(Entries with figure data)
----------

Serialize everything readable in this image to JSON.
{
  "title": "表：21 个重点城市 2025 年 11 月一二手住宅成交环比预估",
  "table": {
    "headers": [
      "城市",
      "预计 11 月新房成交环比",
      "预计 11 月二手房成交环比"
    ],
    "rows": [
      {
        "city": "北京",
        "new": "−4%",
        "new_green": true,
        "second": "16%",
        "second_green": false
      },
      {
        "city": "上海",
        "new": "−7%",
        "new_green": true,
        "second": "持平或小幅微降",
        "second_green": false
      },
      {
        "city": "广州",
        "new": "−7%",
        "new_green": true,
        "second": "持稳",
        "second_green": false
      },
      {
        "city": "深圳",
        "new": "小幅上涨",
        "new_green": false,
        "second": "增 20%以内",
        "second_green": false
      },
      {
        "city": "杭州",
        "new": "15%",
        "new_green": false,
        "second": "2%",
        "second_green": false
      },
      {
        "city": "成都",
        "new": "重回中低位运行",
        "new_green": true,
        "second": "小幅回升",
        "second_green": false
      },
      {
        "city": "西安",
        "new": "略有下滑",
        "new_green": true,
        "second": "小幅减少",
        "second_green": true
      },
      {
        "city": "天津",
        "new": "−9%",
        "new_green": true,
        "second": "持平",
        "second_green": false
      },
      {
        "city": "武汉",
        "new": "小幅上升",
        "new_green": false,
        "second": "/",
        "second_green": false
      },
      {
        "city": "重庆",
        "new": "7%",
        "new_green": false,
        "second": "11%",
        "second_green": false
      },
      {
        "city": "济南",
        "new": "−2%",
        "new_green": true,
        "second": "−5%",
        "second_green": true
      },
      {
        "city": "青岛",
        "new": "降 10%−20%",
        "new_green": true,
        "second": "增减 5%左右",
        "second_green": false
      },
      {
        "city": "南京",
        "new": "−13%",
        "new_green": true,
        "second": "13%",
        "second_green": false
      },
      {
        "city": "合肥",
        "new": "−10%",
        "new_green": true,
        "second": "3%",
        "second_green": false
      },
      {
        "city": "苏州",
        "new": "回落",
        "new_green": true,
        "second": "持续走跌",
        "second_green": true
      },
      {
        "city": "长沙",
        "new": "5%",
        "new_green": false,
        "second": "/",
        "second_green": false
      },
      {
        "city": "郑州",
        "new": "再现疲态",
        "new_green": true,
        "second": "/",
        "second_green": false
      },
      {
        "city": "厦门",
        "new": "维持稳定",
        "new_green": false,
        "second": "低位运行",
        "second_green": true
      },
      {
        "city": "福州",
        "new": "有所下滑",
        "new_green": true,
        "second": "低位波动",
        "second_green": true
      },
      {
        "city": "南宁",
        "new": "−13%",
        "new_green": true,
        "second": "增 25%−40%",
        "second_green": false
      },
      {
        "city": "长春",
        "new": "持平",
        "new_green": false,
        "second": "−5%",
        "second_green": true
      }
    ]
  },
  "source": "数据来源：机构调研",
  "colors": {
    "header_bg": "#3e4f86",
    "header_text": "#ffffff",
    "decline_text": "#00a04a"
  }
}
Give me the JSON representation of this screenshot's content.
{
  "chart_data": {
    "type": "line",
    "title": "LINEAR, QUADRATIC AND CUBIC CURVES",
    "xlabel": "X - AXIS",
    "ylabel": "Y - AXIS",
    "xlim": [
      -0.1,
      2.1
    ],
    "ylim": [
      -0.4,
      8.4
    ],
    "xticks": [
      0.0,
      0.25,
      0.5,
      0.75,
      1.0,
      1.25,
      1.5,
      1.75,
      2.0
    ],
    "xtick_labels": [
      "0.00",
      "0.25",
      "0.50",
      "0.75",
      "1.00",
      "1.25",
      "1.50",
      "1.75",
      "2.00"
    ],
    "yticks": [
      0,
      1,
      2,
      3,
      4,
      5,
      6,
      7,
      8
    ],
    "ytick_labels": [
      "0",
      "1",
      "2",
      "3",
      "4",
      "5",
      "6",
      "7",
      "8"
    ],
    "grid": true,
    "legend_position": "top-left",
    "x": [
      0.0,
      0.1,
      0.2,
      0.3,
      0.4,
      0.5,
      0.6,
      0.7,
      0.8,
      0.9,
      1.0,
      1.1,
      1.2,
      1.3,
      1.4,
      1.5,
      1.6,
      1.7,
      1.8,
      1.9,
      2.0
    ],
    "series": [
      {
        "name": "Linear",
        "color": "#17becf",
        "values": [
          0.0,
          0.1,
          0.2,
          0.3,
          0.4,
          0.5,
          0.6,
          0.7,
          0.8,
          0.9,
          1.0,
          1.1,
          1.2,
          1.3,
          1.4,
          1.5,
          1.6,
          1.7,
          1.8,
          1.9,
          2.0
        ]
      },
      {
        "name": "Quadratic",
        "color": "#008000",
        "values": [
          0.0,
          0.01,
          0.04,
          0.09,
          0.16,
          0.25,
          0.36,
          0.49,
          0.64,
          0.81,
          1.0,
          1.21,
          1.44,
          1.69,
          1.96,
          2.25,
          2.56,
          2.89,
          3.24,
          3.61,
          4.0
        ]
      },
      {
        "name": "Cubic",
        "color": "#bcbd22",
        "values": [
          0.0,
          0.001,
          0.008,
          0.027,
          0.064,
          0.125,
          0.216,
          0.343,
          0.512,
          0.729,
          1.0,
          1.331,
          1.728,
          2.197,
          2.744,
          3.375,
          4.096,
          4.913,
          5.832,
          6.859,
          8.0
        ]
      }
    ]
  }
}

----------

# The task
Return all of the entries exactly as written.

# Exercise solution
Serialize everything readable in this image to JSON.
{
  "title": "表：21 个重点城市 2025 年 11 月一二手住宅成交环比预估",
  "table": {
    "headers": [
      "城市",
      "预计 11 月新房成交环比",
      "预计 11 月二手房成交环比"
    ],
    "rows": [
      {
        "city": "北京",
        "new": "−4%",
        "new_green": true,
        "second": "16%",
        "second_green": false
      },
      {
        "city": "上海",
        "new": "−7%",
        "new_green": true,
        "second": "持平或小幅微降",
        "second_green": false
      },
      {
        "city": "广州",
        "new": "−7%",
        "new_green": true,
        "second": "持稳",
        "second_green": false
      },
      {
        "city": "深圳",
        "new": "小幅上涨",
        "new_green": false,
        "second": "增 20%以内",
        "second_green": false
      },
      {
        "city": "杭州",
        "new": "15%",
        "new_green": false,
        "second": "2%",
        "second_green": false
      },
      {
        "city": "成都",
        "new": "重回中低位运行",
        "new_green": true,
        "second": "小幅回升",
        "second_green": false
      },
      {
        "city": "西安",
        "new": "略有下滑",
        "new_green": true,
        "second": "小幅减少",
        "second_green": true
      },
      {
        "city": "天津",
        "new": "−9%",
        "new_green": true,
        "second": "持平",
        "second_green": false
      },
      {
        "city": "武汉",
        "new": "小幅上升",
        "new_green": false,
        "second": "/",
        "second_green": false
      },
      {
        "city": "重庆",
        "new": "7%",
        "new_green": false,
        "second": "11%",
        "second_green": false
      },
      {
        "city": "济南",
        "new": "−2%",
        "new_green": true,
        "second": "−5%",
        "second_green": true
      },
      {
        "city": "青岛",
        "new": "降 10%−20%",
        "new_green": true,
        "second": "增减 5%左右",
        "second_green": false
      },
      {
        "city": "南京",
        "new": "−13%",
        "new_green": true,
        "second": "13%",
        "second_green": false
      },
      {
        "city": "合肥",
        "new": "−10%",
        "new_green": true,
        "second": "3%",
        "second_green": false
      },
      {
        "city": "苏州",
        "new": "回落",
        "new_green": true,
        "second": "持续走跌",
        "second_green": true
      },
      {
        "city": "长沙",
        "new": "5%",
        "new_green": false,
        "second": "/",
        "second_green": false
      },
      {
        "city": "郑州",
        "new": "再现疲态",
        "new_green": true,
        "second": "/",
        "second_green": false
      },
      {
        "city": "厦门",
        "new": "维持稳定",
        "new_green": false,
        "second": "低位运行",
        "second_green": true
      },
      {
        "city": "福州",
        "new": "有所下滑",
        "new_green": true,
        "second": "低位波动",
        "second_green": true
      },
      {
        "city": "南宁",
        "new": "−13%",
        "new_green": true,
        "second": "增 25%−40%",
        "second_green": false
      },
      {
        "city": "长春",
        "new": "持平",
        "new_green": false,
        "second": "−5%",
        "second_green": true
      }
    ]
  },
  "source": "数据来源：机构调研",
  "colors": {
    "header_bg": "#3e4f86",
    "header_text": "#ffffff",
    "decline_text": "#00a04a"
  }
}
Give me the JSON representation of this screenshot's content.
{
  "chart_data": {
    "type": "line",
    "title": "LINEAR, QUADRATIC AND CUBIC CURVES",
    "xlabel": "X - AXIS",
    "ylabel": "Y - AXIS",
    "xlim": [
      -0.1,
      2.1
    ],
    "ylim": [
      -0.4,
      8.4
    ],
    "xticks": [
      0.0,
      0.25,
      0.5,
      0.75,
      1.0,
      1.25,
      1.5,
      1.75,
      2.0
    ],
    "xtick_labels": [
      "0.00",
      "0.25",
      "0.50",
      "0.75",
      "1.00",
      "1.25",
      "1.50",
      "1.75",
      "2.00"
    ],
    "yticks": [
      0,
      1,
      2,
      3,
      4,
      5,
      6,
      7,
      8
    ],
    "ytick_labels": [
      "0",
      "1",
      "2",
      "3",
      "4",
      "5",
      "6",
      "7",
      "8"
    ],
    "grid": true,
    "legend_position": "top-left",
    "x": [
      0.0,
      0.1,
      0.2,
      0.3,
      0.4,
      0.5,
      0.6,
      0.7,
      0.8,
      0.9,
      1.0,
      1.1,
      1.2,
      1.3,
      1.4,
      1.5,
      1.6,
      1.7,
      1.8,
      1.9,
      2.0
    ],
    "series": [
      {
        "name": "Linear",
        "color": "#17becf",
        "values": [
          0.0,
          0.1,
          0.2,
          0.3,
          0.4,
          0.5,
          0.6,
          0.7,
          0.8,
          0.9,
          1.0,
          1.1,
          1.2,
          1.3,
          1.4,
          1.5,
          1.6,
          1.7,
          1.8,
          1.9,
          2.0
        ]
      },
      {
        "name": "Quadratic",
        "color": "#008000",
        "values": [
          0.0,
          0.01,
          0.04,
          0.09,
          0.16,
          0.25,
          0.36,
          0.49,
          0.64,
          0.81,
          1.0,
          1.21,
          1.44,
          1.69,
          1.96,
          2.25,
          2.56,
          2.89,
          3.24,
          3.61,
          4.0
        ]
      },
      {
        "name": "Cubic",
        "color": "#bcbd22",
        "values": [
          0.0,
          0.001,
          0.008,
          0.027,
          0.064,
          0.125,
          0.216,
          0.343,
          0.512,
          0.729,
          1.0,
          1.331,
          1.728,
          2.197,
          2.744,
          3.375,
          4.096,
          4.913,
          5.832,
          6.859,
          8.0
        ]
      }
    ]
  }
}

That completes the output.